(Saved data entries)
++++++

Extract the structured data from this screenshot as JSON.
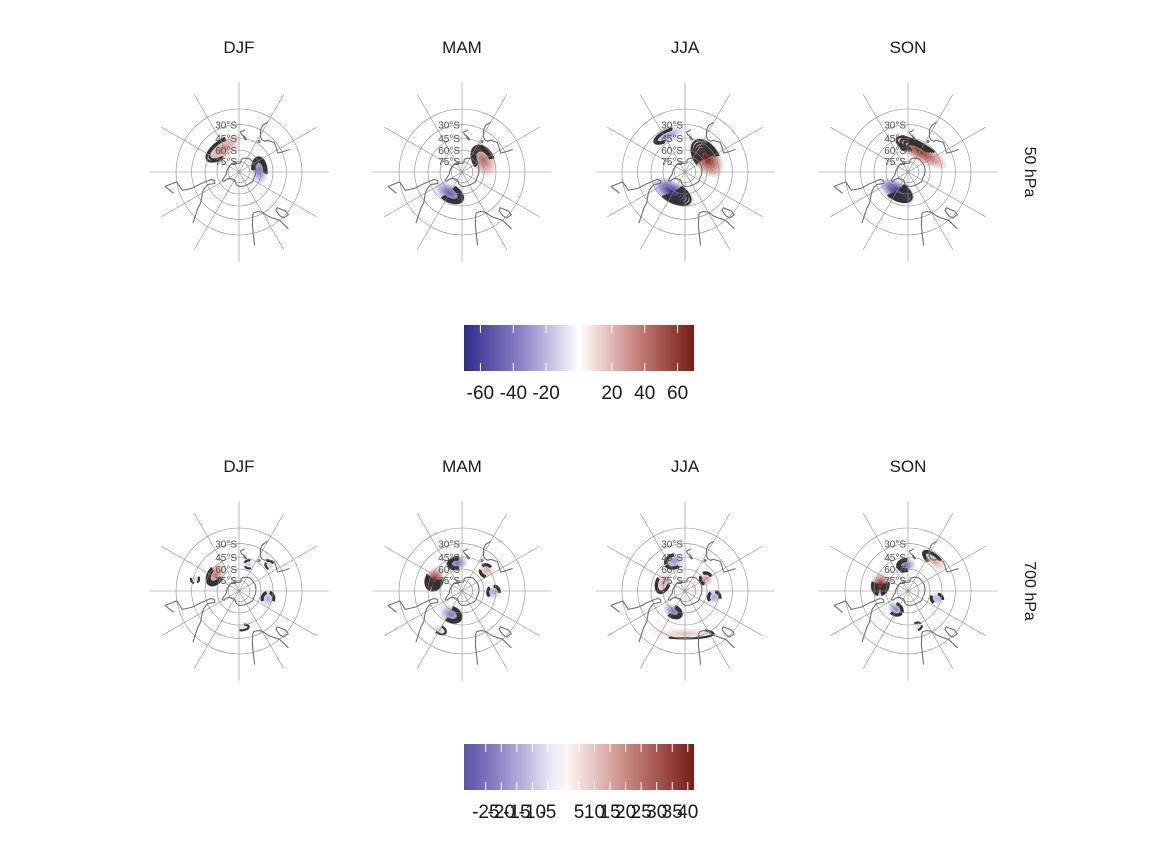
{
  "chart_data": {
    "type": "heatmap",
    "projection": "south-polar-stereographic",
    "seasons": [
      "DJF",
      "MAM",
      "JJA",
      "SON"
    ],
    "latitude_labels": [
      "30°S",
      "45°S",
      "60°S",
      "75°S"
    ],
    "rows": [
      {
        "level": "50 hPa",
        "colorbar": {
          "ticks": [
            -60,
            -40,
            -20,
            20,
            40,
            60
          ],
          "tick_labels": [
            "-60",
            "-40",
            "-20",
            "20",
            "40",
            "60"
          ],
          "range": [
            -70,
            70
          ]
        },
        "panels": [
          {
            "season": "DJF",
            "anomalies": [
              {
                "lon": 95,
                "lat": -62,
                "value": -38,
                "rlon": 42,
                "rlat": 11
              },
              {
                "lon": 215,
                "lat": -52,
                "value": 32,
                "rlon": 45,
                "rlat": 12
              }
            ]
          },
          {
            "season": "MAM",
            "anomalies": [
              {
                "lon": 330,
                "lat": -57,
                "value": -48,
                "rlon": 40,
                "rlat": 12
              },
              {
                "lon": 120,
                "lat": -57,
                "value": 42,
                "rlon": 42,
                "rlat": 15
              }
            ]
          },
          {
            "season": "JJA",
            "anomalies": [
              {
                "lon": 330,
                "lat": -58,
                "value": -68,
                "rlon": 55,
                "rlat": 14
              },
              {
                "lon": 125,
                "lat": -55,
                "value": 70,
                "rlon": 50,
                "rlat": 17
              },
              {
                "lon": 205,
                "lat": -38,
                "value": -30,
                "rlon": 25,
                "rlat": 7
              }
            ]
          },
          {
            "season": "SON",
            "anomalies": [
              {
                "lon": 330,
                "lat": -60,
                "value": -68,
                "rlon": 50,
                "rlat": 13
              },
              {
                "lon": 150,
                "lat": -58,
                "value": 58,
                "rlon": 75,
                "rlat": 12
              }
            ]
          }
        ]
      },
      {
        "level": "700 hPa",
        "colorbar": {
          "ticks": [
            -25,
            -20,
            -15,
            -10,
            -5,
            5,
            10,
            15,
            20,
            25,
            30,
            35,
            40
          ],
          "tick_labels": [
            "-25",
            "-20",
            "-15",
            "-10",
            "-5",
            "5",
            "10",
            "15",
            "20",
            "25",
            "30",
            "35",
            "40"
          ],
          "range": [
            -32,
            42
          ]
        },
        "panels": [
          {
            "season": "DJF",
            "anomalies": [
              {
                "lon": 235,
                "lat": -52,
                "value": 22,
                "rlon": 28,
                "rlat": 11
              },
              {
                "lon": 75,
                "lat": -50,
                "value": -14,
                "rlon": 16,
                "rlat": 9
              },
              {
                "lon": 160,
                "lat": -52,
                "value": -10,
                "rlon": 10,
                "rlat": 6
              },
              {
                "lon": 130,
                "lat": -38,
                "value": 10,
                "rlon": 8,
                "rlat": 5
              },
              {
                "lon": 255,
                "lat": -32,
                "value": -8,
                "rlon": 6,
                "rlat": 5
              },
              {
                "lon": 5,
                "lat": -42,
                "value": -6,
                "rlon": 12,
                "rlat": 4
              }
            ]
          },
          {
            "season": "MAM",
            "anomalies": [
              {
                "lon": 248,
                "lat": -50,
                "value": 38,
                "rlon": 25,
                "rlat": 12
              },
              {
                "lon": 190,
                "lat": -52,
                "value": -24,
                "rlon": 22,
                "rlat": 9
              },
              {
                "lon": 335,
                "lat": -55,
                "value": -22,
                "rlon": 28,
                "rlat": 11
              },
              {
                "lon": 130,
                "lat": -48,
                "value": 14,
                "rlon": 14,
                "rlat": 9
              },
              {
                "lon": 88,
                "lat": -48,
                "value": -14,
                "rlon": 14,
                "rlat": 9
              },
              {
                "lon": 330,
                "lat": -33,
                "value": 10,
                "rlon": 10,
                "rlat": 5
              }
            ]
          },
          {
            "season": "JJA",
            "anomalies": [
              {
                "lon": 330,
                "lat": -58,
                "value": -24,
                "rlon": 26,
                "rlat": 9
              },
              {
                "lon": 250,
                "lat": -58,
                "value": 14,
                "rlon": 30,
                "rlat": 10
              },
              {
                "lon": 200,
                "lat": -48,
                "value": -18,
                "rlon": 20,
                "rlat": 10
              },
              {
                "lon": 120,
                "lat": -57,
                "value": 16,
                "rlon": 18,
                "rlat": 9
              },
              {
                "lon": 78,
                "lat": -50,
                "value": -16,
                "rlon": 14,
                "rlat": 9
              },
              {
                "lon": 0,
                "lat": -35,
                "value": 10,
                "rlon": 45,
                "rlat": 6
              }
            ]
          },
          {
            "season": "SON",
            "anomalies": [
              {
                "lon": 258,
                "lat": -52,
                "value": 40,
                "rlon": 24,
                "rlat": 12
              },
              {
                "lon": 185,
                "lat": -55,
                "value": -26,
                "rlon": 22,
                "rlat": 9
              },
              {
                "lon": 325,
                "lat": -60,
                "value": -18,
                "rlon": 24,
                "rlat": 9
              },
              {
                "lon": 75,
                "lat": -50,
                "value": -14,
                "rlon": 12,
                "rlat": 9
              },
              {
                "lon": 140,
                "lat": -38,
                "value": 16,
                "rlon": 22,
                "rlat": 7
              },
              {
                "lon": 15,
                "lat": -42,
                "value": 8,
                "rlon": 8,
                "rlat": 5
              }
            ]
          }
        ]
      }
    ]
  },
  "colors": {
    "negative_end": "#2e2b8a",
    "negative_mid": "#8c82c8",
    "neutral": "#ffffff",
    "positive_mid": "#c7837d",
    "positive_end": "#781c16",
    "contour": "#333333",
    "grid": "#8c8c8c",
    "coast": "#6e6e6e"
  }
}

++++++

- [WHAT YOU HAVE TO DO]: Repeat the data exactly, excluding the pictures.

- [RESULT OF THE EXERCISE]:
Extract the structured data from this screenshot as JSON.
{
  "chart_data": {
    "type": "heatmap",
    "projection": "south-polar-stereographic",
    "seasons": [
      "DJF",
      "MAM",
      "JJA",
      "SON"
    ],
    "latitude_labels": [
      "30°S",
      "45°S",
      "60°S",
      "75°S"
    ],
    "rows": [
      {
        "level": "50 hPa",
        "colorbar": {
          "ticks": [
            -60,
            -40,
            -20,
            20,
            40,
            60
          ],
          "tick_labels": [
            "-60",
            "-40",
            "-20",
            "20",
            "40",
            "60"
          ],
          "range": [
            -70,
            70
          ]
        },
        "panels": [
          {
            "season": "DJF",
            "anomalies": [
              {
                "lon": 95,
                "lat": -62,
                "value": -38,
                "rlon": 42,
                "rlat": 11
              },
              {
                "lon": 215,
                "lat": -52,
                "value": 32,
                "rlon": 45,
                "rlat": 12
              }
            ]
          },
          {
            "season": "MAM",
            "anomalies": [
              {
                "lon": 330,
                "lat": -57,
                "value": -48,
                "rlon": 40,
                "rlat": 12
              },
              {
                "lon": 120,
                "lat": -57,
                "value": 42,
                "rlon": 42,
                "rlat": 15
              }
            ]
          },
          {
            "season": "JJA",
            "anomalies": [
              {
                "lon": 330,
                "lat": -58,
                "value": -68,
                "rlon": 55,
                "rlat": 14
              },
              {
                "lon": 125,
                "lat": -55,
                "value": 70,
                "rlon": 50,
                "rlat": 17
              },
              {
                "lon": 205,
                "lat": -38,
                "value": -30,
                "rlon": 25,
                "rlat": 7
              }
            ]
          },
          {
            "season": "SON",
            "anomalies": [
              {
                "lon": 330,
                "lat": -60,
                "value": -68,
                "rlon": 50,
                "rlat": 13
              },
              {
                "lon": 150,
                "lat": -58,
                "value": 58,
                "rlon": 75,
                "rlat": 12
              }
            ]
          }
        ]
      },
      {
        "level": "700 hPa",
        "colorbar": {
          "ticks": [
            -25,
            -20,
            -15,
            -10,
            -5,
            5,
            10,
            15,
            20,
            25,
            30,
            35,
            40
          ],
          "tick_labels": [
            "-25",
            "-20",
            "-15",
            "-10",
            "-5",
            "5",
            "10",
            "15",
            "20",
            "25",
            "30",
            "35",
            "40"
          ],
          "range": [
            -32,
            42
          ]
        },
        "panels": [
          {
            "season": "DJF",
            "anomalies": [
              {
                "lon": 235,
                "lat": -52,
                "value": 22,
                "rlon": 28,
                "rlat": 11
              },
              {
                "lon": 75,
                "lat": -50,
                "value": -14,
                "rlon": 16,
                "rlat": 9
              },
              {
                "lon": 160,
                "lat": -52,
                "value": -10,
                "rlon": 10,
                "rlat": 6
              },
              {
                "lon": 130,
                "lat": -38,
                "value": 10,
                "rlon": 8,
                "rlat": 5
              },
              {
                "lon": 255,
                "lat": -32,
                "value": -8,
                "rlon": 6,
                "rlat": 5
              },
              {
                "lon": 5,
                "lat": -42,
                "value": -6,
                "rlon": 12,
                "rlat": 4
              }
            ]
          },
          {
            "season": "MAM",
            "anomalies": [
              {
                "lon": 248,
                "lat": -50,
                "value": 38,
                "rlon": 25,
                "rlat": 12
              },
              {
                "lon": 190,
                "lat": -52,
                "value": -24,
                "rlon": 22,
                "rlat": 9
              },
              {
                "lon": 335,
                "lat": -55,
                "value": -22,
                "rlon": 28,
                "rlat": 11
              },
              {
                "lon": 130,
                "lat": -48,
                "value": 14,
                "rlon": 14,
                "rlat": 9
              },
              {
                "lon": 88,
                "lat": -48,
                "value": -14,
                "rlon": 14,
                "rlat": 9
              },
              {
                "lon": 330,
                "lat": -33,
                "value": 10,
                "rlon": 10,
                "rlat": 5
              }
            ]
          },
          {
            "season": "JJA",
            "anomalies": [
              {
                "lon": 330,
                "lat": -58,
                "value": -24,
                "rlon": 26,
                "rlat": 9
              },
              {
                "lon": 250,
                "lat": -58,
                "value": 14,
                "rlon": 30,
                "rlat": 10
              },
              {
                "lon": 200,
                "lat": -48,
                "value": -18,
                "rlon": 20,
                "rlat": 10
              },
              {
                "lon": 120,
                "lat": -57,
                "value": 16,
                "rlon": 18,
                "rlat": 9
              },
              {
                "lon": 78,
                "lat": -50,
                "value": -16,
                "rlon": 14,
                "rlat": 9
              },
              {
                "lon": 0,
                "lat": -35,
                "value": 10,
                "rlon": 45,
                "rlat": 6
              }
            ]
          },
          {
            "season": "SON",
            "anomalies": [
              {
                "lon": 258,
                "lat": -52,
                "value": 40,
                "rlon": 24,
                "rlat": 12
              },
              {
                "lon": 185,
                "lat": -55,
                "value": -26,
                "rlon": 22,
                "rlat": 9
              },
              {
                "lon": 325,
                "lat": -60,
                "value": -18,
                "rlon": 24,
                "rlat": 9
              },
              {
                "lon": 75,
                "lat": -50,
                "value": -14,
                "rlon": 12,
                "rlat": 9
              },
              {
                "lon": 140,
                "lat": -38,
                "value": 16,
                "rlon": 22,
                "rlat": 7
              },
              {
                "lon": 15,
                "lat": -42,
                "value": 8,
                "rlon": 8,
                "rlat": 5
              }
            ]
          }
        ]
      }
    ]
  },
  "colors": {
    "negative_end": "#2e2b8a",
    "negative_mid": "#8c82c8",
    "neutral": "#ffffff",
    "positive_mid": "#c7837d",
    "positive_end": "#781c16",
    "contour": "#333333",
    "grid": "#8c8c8c",
    "coast": "#6e6e6e"
  }
}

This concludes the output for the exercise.